# What the task requires:
Copy each line in which the string "Interchanged" occurs.

***** Extracted information *****

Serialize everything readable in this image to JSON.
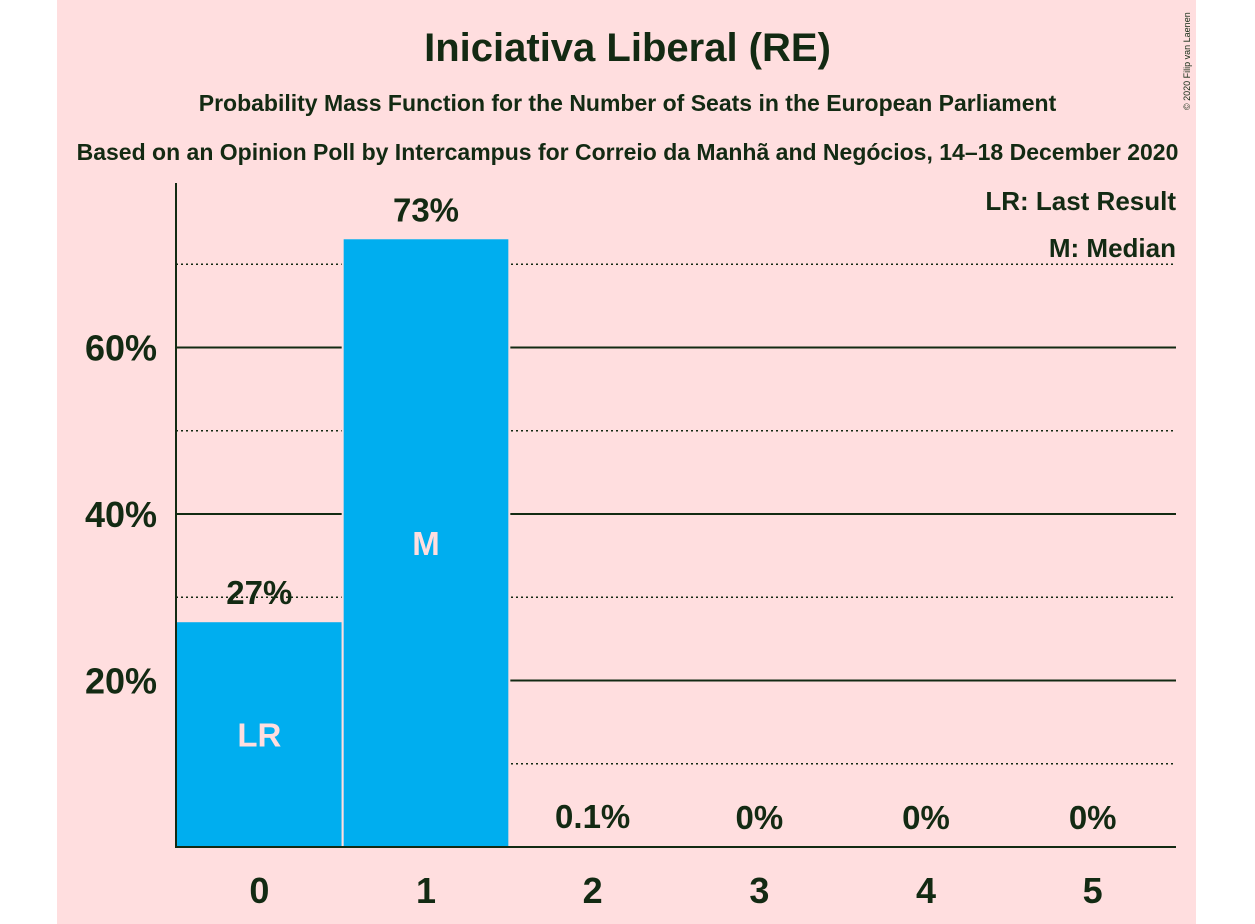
{
  "title": "Iniciativa Liberal (RE)",
  "subtitle": "Probability Mass Function for the Number of Seats in the European Parliament",
  "source": "Based on an Opinion Poll by Intercampus for Correio da Manhã and Negócios, 14–18 December 2020",
  "copyright": "© 2020 Filip van Laenen",
  "legend": [
    "LR: Last Result",
    "M: Median"
  ],
  "colors": {
    "background": "#ffdedf",
    "bar": "#00aeef",
    "text": "#132a13",
    "bar_label": "#ffdedf"
  },
  "chart_data": {
    "type": "bar",
    "categories": [
      "0",
      "1",
      "2",
      "3",
      "4",
      "5"
    ],
    "values": [
      0.27,
      0.73,
      0.001,
      0,
      0,
      0
    ],
    "value_labels": [
      "27%",
      "73%",
      "0.1%",
      "0%",
      "0%",
      "0%"
    ],
    "bar_markers": [
      "LR",
      "M",
      "",
      "",
      "",
      ""
    ],
    "ylim": [
      0,
      0.8
    ],
    "y_ticks": [
      0.2,
      0.4,
      0.6
    ],
    "y_tick_labels": [
      "20%",
      "40%",
      "60%"
    ],
    "minor_gridlines": [
      0.1,
      0.3,
      0.5,
      0.7
    ],
    "xlabel": "",
    "ylabel": "",
    "legend_position": "top-right"
  }
}
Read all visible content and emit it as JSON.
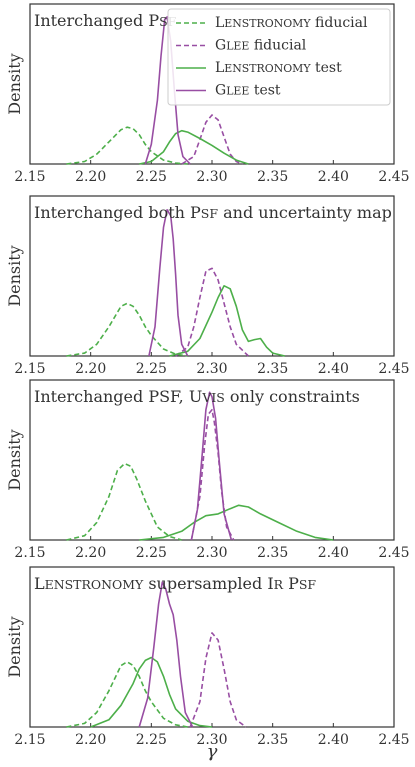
{
  "chart_data": {
    "type": "line",
    "xlabel": "γ",
    "ylabel": "Density",
    "xlim": [
      2.15,
      2.45
    ],
    "xticks": [
      "2.15",
      "2.20",
      "2.25",
      "2.30",
      "2.35",
      "2.40",
      "2.45"
    ],
    "legend": {
      "placement": "top-right",
      "entries": [
        {
          "label": "LENSTRONOMY fiducial",
          "color": "#4daf4a",
          "style": "dashed"
        },
        {
          "label": "GLEE fiducial",
          "color": "#984ea3",
          "style": "dashed"
        },
        {
          "label": "LENSTRONOMY test",
          "color": "#4daf4a",
          "style": "solid"
        },
        {
          "label": "GLEE test",
          "color": "#984ea3",
          "style": "solid"
        }
      ]
    },
    "panels": [
      {
        "title": "Interchanged PSF",
        "series": [
          {
            "name": "LENSTRONOMY fiducial",
            "color": "#4daf4a",
            "dash": true,
            "x": [
              2.18,
              2.195,
              2.205,
              2.215,
              2.225,
              2.23,
              2.235,
              2.24,
              2.245,
              2.25,
              2.26,
              2.27,
              2.28
            ],
            "y": [
              0,
              0.05,
              0.2,
              0.45,
              0.7,
              0.75,
              0.72,
              0.6,
              0.4,
              0.25,
              0.08,
              0.02,
              0
            ]
          },
          {
            "name": "GLEE fiducial",
            "color": "#984ea3",
            "dash": true,
            "x": [
              2.275,
              2.285,
              2.29,
              2.295,
              2.3,
              2.305,
              2.31,
              2.315,
              2.32,
              2.325
            ],
            "y": [
              0,
              0.15,
              0.5,
              0.85,
              1.0,
              0.9,
              0.55,
              0.2,
              0.05,
              0
            ]
          },
          {
            "name": "LENSTRONOMY test",
            "color": "#4daf4a",
            "dash": false,
            "x": [
              2.24,
              2.25,
              2.26,
              2.265,
              2.27,
              2.275,
              2.28,
              2.29,
              2.3,
              2.31,
              2.32,
              2.33
            ],
            "y": [
              0,
              0.05,
              0.25,
              0.45,
              0.62,
              0.68,
              0.65,
              0.52,
              0.38,
              0.22,
              0.08,
              0
            ]
          },
          {
            "name": "GLEE test",
            "color": "#984ea3",
            "dash": false,
            "x": [
              2.245,
              2.25,
              2.255,
              2.258,
              2.261,
              2.263,
              2.266,
              2.269,
              2.272,
              2.276,
              2.282
            ],
            "y": [
              0,
              0.4,
              1.3,
              2.2,
              2.95,
              3.0,
              2.5,
              1.5,
              0.6,
              0.15,
              0
            ]
          }
        ],
        "ymax": 3.1
      },
      {
        "title": "Interchanged both PSF and uncertainty map",
        "series": [
          {
            "name": "LENSTRONOMY fiducial",
            "color": "#4daf4a",
            "dash": true,
            "x": [
              2.18,
              2.195,
              2.205,
              2.215,
              2.225,
              2.23,
              2.235,
              2.24,
              2.245,
              2.25,
              2.26,
              2.27,
              2.28
            ],
            "y": [
              0,
              0.05,
              0.2,
              0.5,
              0.85,
              0.9,
              0.85,
              0.7,
              0.5,
              0.35,
              0.12,
              0.03,
              0
            ]
          },
          {
            "name": "GLEE fiducial",
            "color": "#984ea3",
            "dash": true,
            "x": [
              2.27,
              2.28,
              2.285,
              2.29,
              2.295,
              2.3,
              2.305,
              2.31,
              2.315,
              2.32,
              2.33
            ],
            "y": [
              0,
              0.15,
              0.5,
              1.0,
              1.45,
              1.5,
              1.3,
              0.9,
              0.5,
              0.2,
              0
            ]
          },
          {
            "name": "LENSTRONOMY test",
            "color": "#4daf4a",
            "dash": false,
            "x": [
              2.265,
              2.28,
              2.29,
              2.3,
              2.305,
              2.31,
              2.315,
              2.32,
              2.325,
              2.33,
              2.335,
              2.34,
              2.345,
              2.35,
              2.36
            ],
            "y": [
              0,
              0.08,
              0.3,
              0.75,
              1.0,
              1.2,
              1.15,
              0.85,
              0.45,
              0.25,
              0.28,
              0.3,
              0.15,
              0.05,
              0
            ]
          },
          {
            "name": "GLEE test",
            "color": "#984ea3",
            "dash": false,
            "x": [
              2.248,
              2.253,
              2.257,
              2.26,
              2.263,
              2.266,
              2.268,
              2.27,
              2.272,
              2.275,
              2.28
            ],
            "y": [
              0,
              0.5,
              1.5,
              2.2,
              2.5,
              2.4,
              2.0,
              1.4,
              0.7,
              0.2,
              0
            ]
          }
        ],
        "ymax": 2.6
      },
      {
        "title": "Interchanged PSF, UVIS only constraints",
        "series": [
          {
            "name": "LENSTRONOMY fiducial",
            "color": "#4daf4a",
            "dash": true,
            "x": [
              2.18,
              2.195,
              2.205,
              2.215,
              2.222,
              2.228,
              2.233,
              2.238,
              2.245,
              2.255,
              2.265,
              2.275
            ],
            "y": [
              0,
              0.05,
              0.2,
              0.5,
              0.8,
              0.88,
              0.85,
              0.7,
              0.45,
              0.15,
              0.04,
              0
            ]
          },
          {
            "name": "GLEE fiducial",
            "color": "#984ea3",
            "dash": true,
            "x": [
              2.283,
              2.29,
              2.294,
              2.297,
              2.3,
              2.302,
              2.305,
              2.308,
              2.312,
              2.318
            ],
            "y": [
              0,
              0.5,
              1.1,
              1.45,
              1.5,
              1.35,
              1.0,
              0.55,
              0.15,
              0
            ]
          },
          {
            "name": "LENSTRONOMY test",
            "color": "#4daf4a",
            "dash": false,
            "x": [
              2.24,
              2.26,
              2.275,
              2.285,
              2.295,
              2.305,
              2.315,
              2.322,
              2.33,
              2.34,
              2.355,
              2.37,
              2.385,
              2.4
            ],
            "y": [
              0,
              0.03,
              0.1,
              0.2,
              0.28,
              0.3,
              0.36,
              0.4,
              0.38,
              0.3,
              0.2,
              0.1,
              0.03,
              0
            ]
          },
          {
            "name": "GLEE test",
            "color": "#984ea3",
            "dash": false,
            "x": [
              2.283,
              2.288,
              2.292,
              2.295,
              2.298,
              2.3,
              2.303,
              2.306,
              2.31,
              2.316
            ],
            "y": [
              0,
              0.35,
              1.0,
              1.5,
              1.7,
              1.65,
              1.4,
              0.9,
              0.3,
              0
            ]
          }
        ],
        "ymax": 1.75
      },
      {
        "title": "LENSTRONOMY supersampled IR PSF",
        "series": [
          {
            "name": "LENSTRONOMY fiducial",
            "color": "#4daf4a",
            "dash": true,
            "x": [
              2.18,
              2.195,
              2.205,
              2.215,
              2.225,
              2.23,
              2.235,
              2.24,
              2.245,
              2.25,
              2.26,
              2.27,
              2.28
            ],
            "y": [
              0,
              0.05,
              0.2,
              0.5,
              0.85,
              0.9,
              0.85,
              0.7,
              0.5,
              0.35,
              0.12,
              0.03,
              0
            ]
          },
          {
            "name": "GLEE fiducial",
            "color": "#984ea3",
            "dash": true,
            "x": [
              2.282,
              2.29,
              2.295,
              2.3,
              2.305,
              2.31,
              2.315,
              2.32,
              2.328
            ],
            "y": [
              0,
              0.35,
              0.95,
              1.3,
              1.2,
              0.8,
              0.35,
              0.1,
              0
            ]
          },
          {
            "name": "LENSTRONOMY test",
            "color": "#4daf4a",
            "dash": false,
            "x": [
              2.2,
              2.215,
              2.225,
              2.235,
              2.24,
              2.245,
              2.25,
              2.255,
              2.26,
              2.265,
              2.27,
              2.28,
              2.29,
              2.3
            ],
            "y": [
              0,
              0.1,
              0.3,
              0.6,
              0.8,
              0.92,
              0.96,
              0.9,
              0.7,
              0.45,
              0.25,
              0.08,
              0.02,
              0
            ]
          },
          {
            "name": "GLEE test",
            "color": "#984ea3",
            "dash": false,
            "x": [
              2.24,
              2.247,
              2.252,
              2.256,
              2.259,
              2.262,
              2.265,
              2.268,
              2.271,
              2.274,
              2.278,
              2.284
            ],
            "y": [
              0,
              0.4,
              1.1,
              1.7,
              2.0,
              1.9,
              1.7,
              1.55,
              1.2,
              0.7,
              0.2,
              0
            ]
          }
        ],
        "ymax": 2.1
      }
    ]
  }
}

*****

# Written answer:
        "title": "Interchanged PSF",
        "title": "Interchanged both PSF and uncertainty map",
        "title": "Interchanged PSF, UVIS only constraints",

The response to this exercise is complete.